◆ Problem statement ◆
Read the data and repeat it in full, exactly.

** START **

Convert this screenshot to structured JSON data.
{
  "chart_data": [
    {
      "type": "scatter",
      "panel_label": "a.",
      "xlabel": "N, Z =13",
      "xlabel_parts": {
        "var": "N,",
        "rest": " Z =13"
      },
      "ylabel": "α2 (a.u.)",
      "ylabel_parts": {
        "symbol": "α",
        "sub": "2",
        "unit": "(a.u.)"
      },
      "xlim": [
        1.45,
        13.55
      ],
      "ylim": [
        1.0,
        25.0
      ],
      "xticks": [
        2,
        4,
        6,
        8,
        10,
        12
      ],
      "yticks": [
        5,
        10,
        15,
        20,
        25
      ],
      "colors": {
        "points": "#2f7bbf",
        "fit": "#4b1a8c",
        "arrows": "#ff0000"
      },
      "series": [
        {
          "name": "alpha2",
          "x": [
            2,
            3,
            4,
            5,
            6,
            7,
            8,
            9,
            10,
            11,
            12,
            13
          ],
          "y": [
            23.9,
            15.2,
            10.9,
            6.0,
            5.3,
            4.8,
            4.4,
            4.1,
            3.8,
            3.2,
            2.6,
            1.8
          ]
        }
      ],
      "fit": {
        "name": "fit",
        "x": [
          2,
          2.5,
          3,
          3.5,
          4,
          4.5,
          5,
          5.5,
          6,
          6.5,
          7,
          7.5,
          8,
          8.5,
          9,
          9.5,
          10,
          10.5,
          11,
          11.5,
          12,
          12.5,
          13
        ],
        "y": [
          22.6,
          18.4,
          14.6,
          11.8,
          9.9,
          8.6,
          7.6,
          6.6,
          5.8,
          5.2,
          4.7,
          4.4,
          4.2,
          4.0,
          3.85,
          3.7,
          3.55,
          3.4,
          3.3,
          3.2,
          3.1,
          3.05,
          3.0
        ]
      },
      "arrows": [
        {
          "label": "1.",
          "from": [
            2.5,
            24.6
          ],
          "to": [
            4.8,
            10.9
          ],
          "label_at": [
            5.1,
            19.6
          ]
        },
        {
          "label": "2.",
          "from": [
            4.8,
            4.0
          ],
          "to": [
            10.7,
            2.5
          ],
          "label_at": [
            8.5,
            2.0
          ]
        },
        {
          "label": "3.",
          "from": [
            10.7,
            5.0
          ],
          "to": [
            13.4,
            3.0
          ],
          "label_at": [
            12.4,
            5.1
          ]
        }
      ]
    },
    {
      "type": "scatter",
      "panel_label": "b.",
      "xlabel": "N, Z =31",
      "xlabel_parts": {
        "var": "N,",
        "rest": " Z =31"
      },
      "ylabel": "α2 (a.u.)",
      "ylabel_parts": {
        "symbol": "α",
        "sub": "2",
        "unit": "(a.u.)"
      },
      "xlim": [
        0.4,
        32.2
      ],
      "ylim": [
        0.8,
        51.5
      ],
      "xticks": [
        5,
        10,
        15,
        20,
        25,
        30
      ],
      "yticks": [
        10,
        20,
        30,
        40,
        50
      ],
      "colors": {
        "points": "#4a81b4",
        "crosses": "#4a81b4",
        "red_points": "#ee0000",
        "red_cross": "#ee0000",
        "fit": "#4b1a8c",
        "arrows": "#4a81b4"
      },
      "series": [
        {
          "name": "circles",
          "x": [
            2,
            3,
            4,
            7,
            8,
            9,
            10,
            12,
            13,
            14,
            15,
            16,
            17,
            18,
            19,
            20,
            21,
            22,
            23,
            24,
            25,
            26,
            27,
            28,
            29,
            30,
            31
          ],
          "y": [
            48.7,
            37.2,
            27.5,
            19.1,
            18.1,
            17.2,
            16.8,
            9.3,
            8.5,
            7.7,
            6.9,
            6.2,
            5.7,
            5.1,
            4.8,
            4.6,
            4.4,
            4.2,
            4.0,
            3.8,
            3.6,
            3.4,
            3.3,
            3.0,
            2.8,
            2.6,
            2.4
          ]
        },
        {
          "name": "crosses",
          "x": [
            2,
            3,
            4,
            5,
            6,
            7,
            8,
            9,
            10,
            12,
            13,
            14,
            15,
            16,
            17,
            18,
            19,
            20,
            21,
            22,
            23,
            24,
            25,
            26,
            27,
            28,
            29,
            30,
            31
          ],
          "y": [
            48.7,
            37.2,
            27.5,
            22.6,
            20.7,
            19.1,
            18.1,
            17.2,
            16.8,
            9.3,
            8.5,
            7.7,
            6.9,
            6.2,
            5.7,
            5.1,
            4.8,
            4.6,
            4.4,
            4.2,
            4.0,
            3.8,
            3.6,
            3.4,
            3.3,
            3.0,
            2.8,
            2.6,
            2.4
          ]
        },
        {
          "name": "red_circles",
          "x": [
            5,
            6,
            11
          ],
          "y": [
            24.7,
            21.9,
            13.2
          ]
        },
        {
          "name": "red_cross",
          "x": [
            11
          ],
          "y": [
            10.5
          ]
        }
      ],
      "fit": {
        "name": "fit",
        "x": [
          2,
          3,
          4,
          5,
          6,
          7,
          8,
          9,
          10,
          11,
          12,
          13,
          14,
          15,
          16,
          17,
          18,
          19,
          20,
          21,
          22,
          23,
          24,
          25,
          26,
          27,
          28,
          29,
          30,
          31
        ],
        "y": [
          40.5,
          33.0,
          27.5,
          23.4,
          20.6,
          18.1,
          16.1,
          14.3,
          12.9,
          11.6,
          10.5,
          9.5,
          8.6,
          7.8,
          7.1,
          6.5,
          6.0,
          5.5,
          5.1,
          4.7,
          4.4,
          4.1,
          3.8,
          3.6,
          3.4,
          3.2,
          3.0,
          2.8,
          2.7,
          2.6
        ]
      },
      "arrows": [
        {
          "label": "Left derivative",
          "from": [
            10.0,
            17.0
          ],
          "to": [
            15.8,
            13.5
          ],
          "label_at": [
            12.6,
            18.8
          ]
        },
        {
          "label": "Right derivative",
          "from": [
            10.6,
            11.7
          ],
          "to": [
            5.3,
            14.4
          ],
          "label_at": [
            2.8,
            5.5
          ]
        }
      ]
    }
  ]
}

** END **

◆ Complete response ◆
Convert this screenshot to structured JSON data.
{
  "chart_data": [
    {
      "type": "scatter",
      "panel_label": "a.",
      "xlabel": "N, Z =13",
      "xlabel_parts": {
        "var": "N,",
        "rest": " Z =13"
      },
      "ylabel": "α2 (a.u.)",
      "ylabel_parts": {
        "symbol": "α",
        "sub": "2",
        "unit": "(a.u.)"
      },
      "xlim": [
        1.45,
        13.55
      ],
      "ylim": [
        1.0,
        25.0
      ],
      "xticks": [
        2,
        4,
        6,
        8,
        10,
        12
      ],
      "yticks": [
        5,
        10,
        15,
        20,
        25
      ],
      "colors": {
        "points": "#2f7bbf",
        "fit": "#4b1a8c",
        "arrows": "#ff0000"
      },
      "series": [
        {
          "name": "alpha2",
          "x": [
            2,
            3,
            4,
            5,
            6,
            7,
            8,
            9,
            10,
            11,
            12,
            13
          ],
          "y": [
            23.9,
            15.2,
            10.9,
            6.0,
            5.3,
            4.8,
            4.4,
            4.1,
            3.8,
            3.2,
            2.6,
            1.8
          ]
        }
      ],
      "fit": {
        "name": "fit",
        "x": [
          2,
          2.5,
          3,
          3.5,
          4,
          4.5,
          5,
          5.5,
          6,
          6.5,
          7,
          7.5,
          8,
          8.5,
          9,
          9.5,
          10,
          10.5,
          11,
          11.5,
          12,
          12.5,
          13
        ],
        "y": [
          22.6,
          18.4,
          14.6,
          11.8,
          9.9,
          8.6,
          7.6,
          6.6,
          5.8,
          5.2,
          4.7,
          4.4,
          4.2,
          4.0,
          3.85,
          3.7,
          3.55,
          3.4,
          3.3,
          3.2,
          3.1,
          3.05,
          3.0
        ]
      },
      "arrows": [
        {
          "label": "1.",
          "from": [
            2.5,
            24.6
          ],
          "to": [
            4.8,
            10.9
          ],
          "label_at": [
            5.1,
            19.6
          ]
        },
        {
          "label": "2.",
          "from": [
            4.8,
            4.0
          ],
          "to": [
            10.7,
            2.5
          ],
          "label_at": [
            8.5,
            2.0
          ]
        },
        {
          "label": "3.",
          "from": [
            10.7,
            5.0
          ],
          "to": [
            13.4,
            3.0
          ],
          "label_at": [
            12.4,
            5.1
          ]
        }
      ]
    },
    {
      "type": "scatter",
      "panel_label": "b.",
      "xlabel": "N, Z =31",
      "xlabel_parts": {
        "var": "N,",
        "rest": " Z =31"
      },
      "ylabel": "α2 (a.u.)",
      "ylabel_parts": {
        "symbol": "α",
        "sub": "2",
        "unit": "(a.u.)"
      },
      "xlim": [
        0.4,
        32.2
      ],
      "ylim": [
        0.8,
        51.5
      ],
      "xticks": [
        5,
        10,
        15,
        20,
        25,
        30
      ],
      "yticks": [
        10,
        20,
        30,
        40,
        50
      ],
      "colors": {
        "points": "#4a81b4",
        "crosses": "#4a81b4",
        "red_points": "#ee0000",
        "red_cross": "#ee0000",
        "fit": "#4b1a8c",
        "arrows": "#4a81b4"
      },
      "series": [
        {
          "name": "circles",
          "x": [
            2,
            3,
            4,
            7,
            8,
            9,
            10,
            12,
            13,
            14,
            15,
            16,
            17,
            18,
            19,
            20,
            21,
            22,
            23,
            24,
            25,
            26,
            27,
            28,
            29,
            30,
            31
          ],
          "y": [
            48.7,
            37.2,
            27.5,
            19.1,
            18.1,
            17.2,
            16.8,
            9.3,
            8.5,
            7.7,
            6.9,
            6.2,
            5.7,
            5.1,
            4.8,
            4.6,
            4.4,
            4.2,
            4.0,
            3.8,
            3.6,
            3.4,
            3.3,
            3.0,
            2.8,
            2.6,
            2.4
          ]
        },
        {
          "name": "crosses",
          "x": [
            2,
            3,
            4,
            5,
            6,
            7,
            8,
            9,
            10,
            12,
            13,
            14,
            15,
            16,
            17,
            18,
            19,
            20,
            21,
            22,
            23,
            24,
            25,
            26,
            27,
            28,
            29,
            30,
            31
          ],
          "y": [
            48.7,
            37.2,
            27.5,
            22.6,
            20.7,
            19.1,
            18.1,
            17.2,
            16.8,
            9.3,
            8.5,
            7.7,
            6.9,
            6.2,
            5.7,
            5.1,
            4.8,
            4.6,
            4.4,
            4.2,
            4.0,
            3.8,
            3.6,
            3.4,
            3.3,
            3.0,
            2.8,
            2.6,
            2.4
          ]
        },
        {
          "name": "red_circles",
          "x": [
            5,
            6,
            11
          ],
          "y": [
            24.7,
            21.9,
            13.2
          ]
        },
        {
          "name": "red_cross",
          "x": [
            11
          ],
          "y": [
            10.5
          ]
        }
      ],
      "fit": {
        "name": "fit",
        "x": [
          2,
          3,
          4,
          5,
          6,
          7,
          8,
          9,
          10,
          11,
          12,
          13,
          14,
          15,
          16,
          17,
          18,
          19,
          20,
          21,
          22,
          23,
          24,
          25,
          26,
          27,
          28,
          29,
          30,
          31
        ],
        "y": [
          40.5,
          33.0,
          27.5,
          23.4,
          20.6,
          18.1,
          16.1,
          14.3,
          12.9,
          11.6,
          10.5,
          9.5,
          8.6,
          7.8,
          7.1,
          6.5,
          6.0,
          5.5,
          5.1,
          4.7,
          4.4,
          4.1,
          3.8,
          3.6,
          3.4,
          3.2,
          3.0,
          2.8,
          2.7,
          2.6
        ]
      },
      "arrows": [
        {
          "label": "Left derivative",
          "from": [
            10.0,
            17.0
          ],
          "to": [
            15.8,
            13.5
          ],
          "label_at": [
            12.6,
            18.8
          ]
        },
        {
          "label": "Right derivative",
          "from": [
            10.6,
            11.7
          ],
          "to": [
            5.3,
            14.4
          ],
          "label_at": [
            2.8,
            5.5
          ]
        }
      ]
    }
  ]
}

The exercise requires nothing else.